→ DATA LINES
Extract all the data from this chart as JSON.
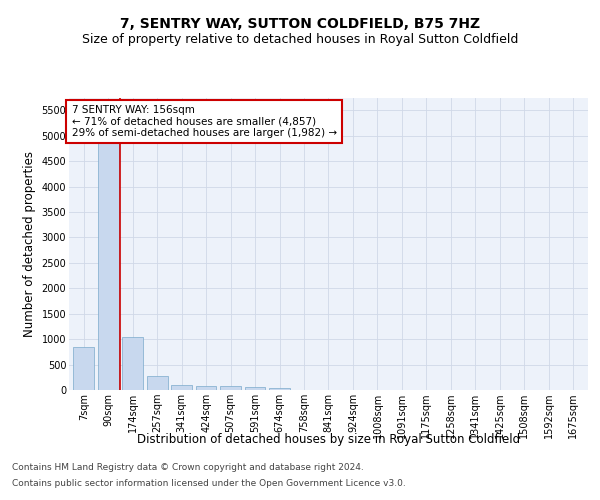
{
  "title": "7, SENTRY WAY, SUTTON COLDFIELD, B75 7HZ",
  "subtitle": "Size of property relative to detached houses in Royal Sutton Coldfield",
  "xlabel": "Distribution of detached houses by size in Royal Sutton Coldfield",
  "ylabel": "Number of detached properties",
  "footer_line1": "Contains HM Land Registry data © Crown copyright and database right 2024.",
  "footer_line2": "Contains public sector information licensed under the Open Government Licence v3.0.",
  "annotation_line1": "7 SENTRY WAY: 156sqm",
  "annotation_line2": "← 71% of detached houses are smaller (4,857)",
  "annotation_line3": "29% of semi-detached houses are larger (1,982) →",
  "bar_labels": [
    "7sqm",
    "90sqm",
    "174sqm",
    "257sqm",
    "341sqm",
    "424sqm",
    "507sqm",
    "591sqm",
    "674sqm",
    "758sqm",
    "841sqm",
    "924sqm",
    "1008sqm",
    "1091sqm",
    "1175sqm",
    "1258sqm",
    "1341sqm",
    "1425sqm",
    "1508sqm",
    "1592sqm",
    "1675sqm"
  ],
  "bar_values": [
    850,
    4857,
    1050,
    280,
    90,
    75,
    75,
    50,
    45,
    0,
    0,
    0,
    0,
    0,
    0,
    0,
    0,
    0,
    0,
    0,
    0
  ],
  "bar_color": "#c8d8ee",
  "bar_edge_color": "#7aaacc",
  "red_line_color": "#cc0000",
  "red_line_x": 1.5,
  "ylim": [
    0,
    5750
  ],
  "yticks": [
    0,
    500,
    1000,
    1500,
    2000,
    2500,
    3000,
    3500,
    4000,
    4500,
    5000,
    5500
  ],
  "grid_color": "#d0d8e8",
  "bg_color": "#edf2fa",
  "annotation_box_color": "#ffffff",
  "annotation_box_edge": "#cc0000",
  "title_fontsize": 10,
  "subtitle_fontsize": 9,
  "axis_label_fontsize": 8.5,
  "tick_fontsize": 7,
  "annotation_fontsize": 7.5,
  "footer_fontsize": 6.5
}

→ GOAL
Pictures don't belong in the copy. Transcribe every record exactly as it appears.

→ WORKED ANSWER
Extract all the data from this chart as JSON.
{
  "title": "7, SENTRY WAY, SUTTON COLDFIELD, B75 7HZ",
  "subtitle": "Size of property relative to detached houses in Royal Sutton Coldfield",
  "xlabel": "Distribution of detached houses by size in Royal Sutton Coldfield",
  "ylabel": "Number of detached properties",
  "footer_line1": "Contains HM Land Registry data © Crown copyright and database right 2024.",
  "footer_line2": "Contains public sector information licensed under the Open Government Licence v3.0.",
  "annotation_line1": "7 SENTRY WAY: 156sqm",
  "annotation_line2": "← 71% of detached houses are smaller (4,857)",
  "annotation_line3": "29% of semi-detached houses are larger (1,982) →",
  "bar_labels": [
    "7sqm",
    "90sqm",
    "174sqm",
    "257sqm",
    "341sqm",
    "424sqm",
    "507sqm",
    "591sqm",
    "674sqm",
    "758sqm",
    "841sqm",
    "924sqm",
    "1008sqm",
    "1091sqm",
    "1175sqm",
    "1258sqm",
    "1341sqm",
    "1425sqm",
    "1508sqm",
    "1592sqm",
    "1675sqm"
  ],
  "bar_values": [
    850,
    4857,
    1050,
    280,
    90,
    75,
    75,
    50,
    45,
    0,
    0,
    0,
    0,
    0,
    0,
    0,
    0,
    0,
    0,
    0,
    0
  ],
  "bar_color": "#c8d8ee",
  "bar_edge_color": "#7aaacc",
  "red_line_color": "#cc0000",
  "red_line_x": 1.5,
  "ylim": [
    0,
    5750
  ],
  "yticks": [
    0,
    500,
    1000,
    1500,
    2000,
    2500,
    3000,
    3500,
    4000,
    4500,
    5000,
    5500
  ],
  "grid_color": "#d0d8e8",
  "bg_color": "#edf2fa",
  "annotation_box_color": "#ffffff",
  "annotation_box_edge": "#cc0000",
  "title_fontsize": 10,
  "subtitle_fontsize": 9,
  "axis_label_fontsize": 8.5,
  "tick_fontsize": 7,
  "annotation_fontsize": 7.5,
  "footer_fontsize": 6.5
}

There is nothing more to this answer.